### MATERIAL FOR THIS EXERCISE

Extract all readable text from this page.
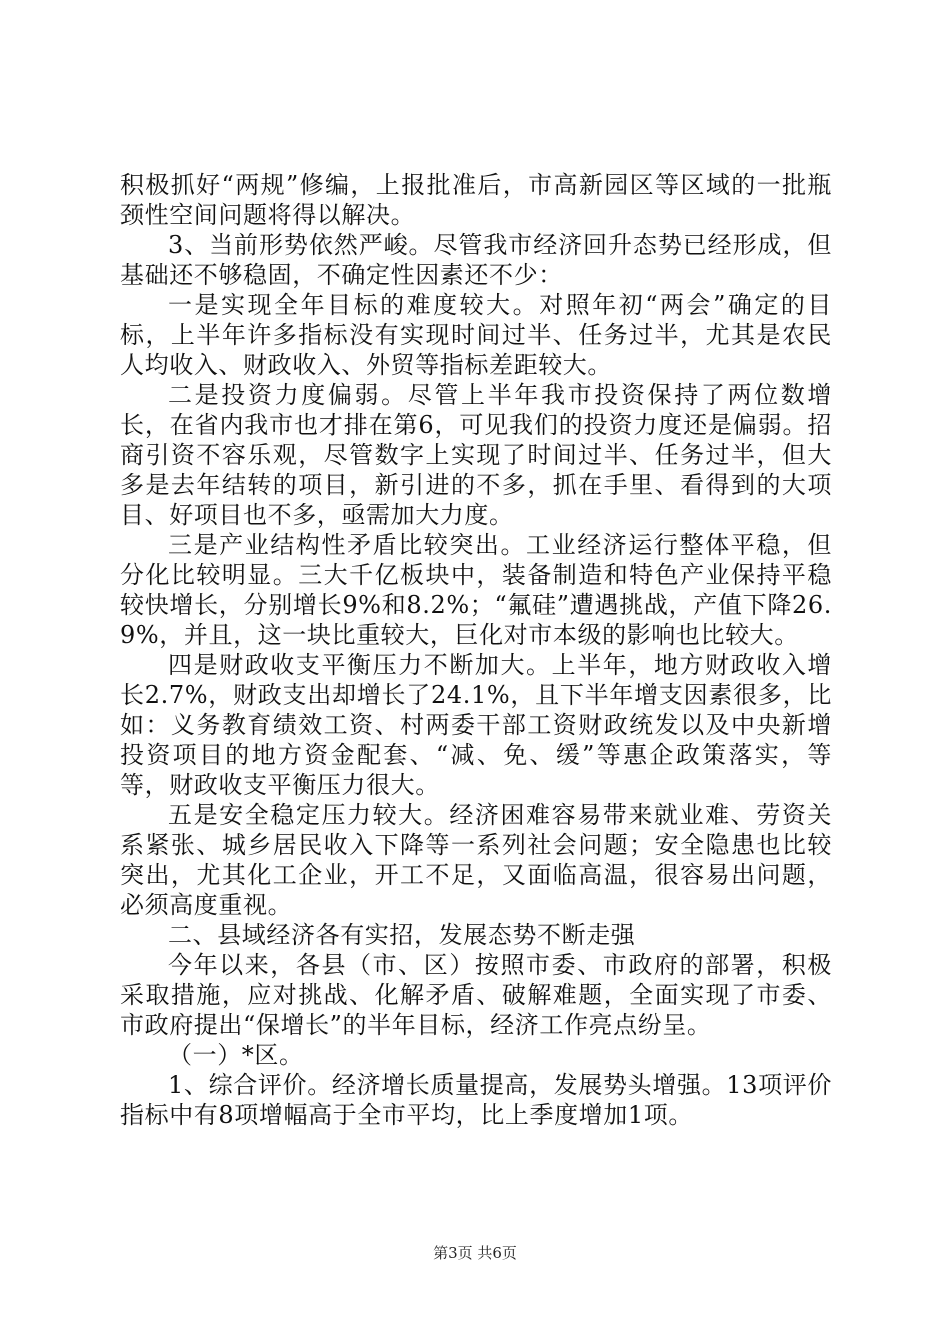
积极抓好“两规”修编，上报批准后，市高新园区等区域的一批瓶颈性空间问题将得以解决。

3、当前形势依然严峻。尽管我市经济回升态势已经形成，但基础还不够稳固，不确定性因素还不少：

一是实现全年目标的难度较大。对照年初“两会”确定的目标，上半年许多指标没有实现时间过半、任务过半，尤其是农民人均收入、财政收入、外贸等指标差距较大。

二是投资力度偏弱。尽管上半年我市投资保持了两位数增长，在省内我市也才排在第6，可见我们的投资力度还是偏弱。招商引资不容乐观，尽管数字上实现了时间过半、任务过半，但大多是去年结转的项目，新引进的不多，抓在手里、看得到的大项目、好项目也不多，亟需加大力度。

三是产业结构性矛盾比较突出。工业经济运行整体平稳，但分化比较明显。三大千亿板块中，装备制造和特色产业保持平稳较快增长，分别增长9%和8.2%；“氟硅”遭遇挑战，产值下降26.9%，并且，这一块比重较大，巨化对市本级的影响也比较大。

四是财政收支平衡压力不断加大。上半年，地方财政收入增长2.7%，财政支出却增长了24.1%，且下半年增支因素很多，比如：义务教育绩效工资、村两委干部工资财政统发以及中央新增投资项目的地方资金配套、“减、免、缓”等惠企政策落实，等等，财政收支平衡压力很大。

五是安全稳定压力较大。经济困难容易带来就业难、劳资关系紧张、城乡居民收入下降等一系列社会问题；安全隐患也比较突出，尤其化工企业，开工不足，又面临高温，很容易出问题，必须高度重视。

二、县域经济各有实招，发展态势不断走强

今年以来，各县（市、区）按照市委、市政府的部署，积极采取措施，应对挑战、化解矛盾、破解难题，全面实现了市委、市政府提出“保增长”的半年目标，经济工作亮点纷呈。

（一）*区。

1、综合评价。经济增长质量提高，发展势头增强。13项评价指标中有8项增幅高于全市平均，比上季度增加1项。

第3页 共6页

######

> [TASK TO COMPLETE]:
Every entry must be transcribed exactly. Pictures do not belong in the copy.

> [TASK SOLUTION]:
Extract all readable text from this page.
积极抓好“两规”修编，上报批准后，市高新园区等区域的一批瓶颈性空间问题将得以解决。

3、当前形势依然严峻。尽管我市经济回升态势已经形成，但基础还不够稳固，不确定性因素还不少：

一是实现全年目标的难度较大。对照年初“两会”确定的目标，上半年许多指标没有实现时间过半、任务过半，尤其是农民人均收入、财政收入、外贸等指标差距较大。

二是投资力度偏弱。尽管上半年我市投资保持了两位数增长，在省内我市也才排在第6，可见我们的投资力度还是偏弱。招商引资不容乐观，尽管数字上实现了时间过半、任务过半，但大多是去年结转的项目，新引进的不多，抓在手里、看得到的大项目、好项目也不多，亟需加大力度。

三是产业结构性矛盾比较突出。工业经济运行整体平稳，但分化比较明显。三大千亿板块中，装备制造和特色产业保持平稳较快增长，分别增长9%和8.2%；“氟硅”遭遇挑战，产值下降26.9%，并且，这一块比重较大，巨化对市本级的影响也比较大。

四是财政收支平衡压力不断加大。上半年，地方财政收入增长2.7%，财政支出却增长了24.1%，且下半年增支因素很多，比如：义务教育绩效工资、村两委干部工资财政统发以及中央新增投资项目的地方资金配套、“减、免、缓”等惠企政策落实，等等，财政收支平衡压力很大。

五是安全稳定压力较大。经济困难容易带来就业难、劳资关系紧张、城乡居民收入下降等一系列社会问题；安全隐患也比较突出，尤其化工企业，开工不足，又面临高温，很容易出问题，必须高度重视。

二、县域经济各有实招，发展态势不断走强

今年以来，各县（市、区）按照市委、市政府的部署，积极采取措施，应对挑战、化解矛盾、破解难题，全面实现了市委、市政府提出“保增长”的半年目标，经济工作亮点纷呈。

（一）*区。

1、综合评价。经济增长质量提高，发展势头增强。13项评价指标中有8项增幅高于全市平均，比上季度增加1项。

第3页 共6页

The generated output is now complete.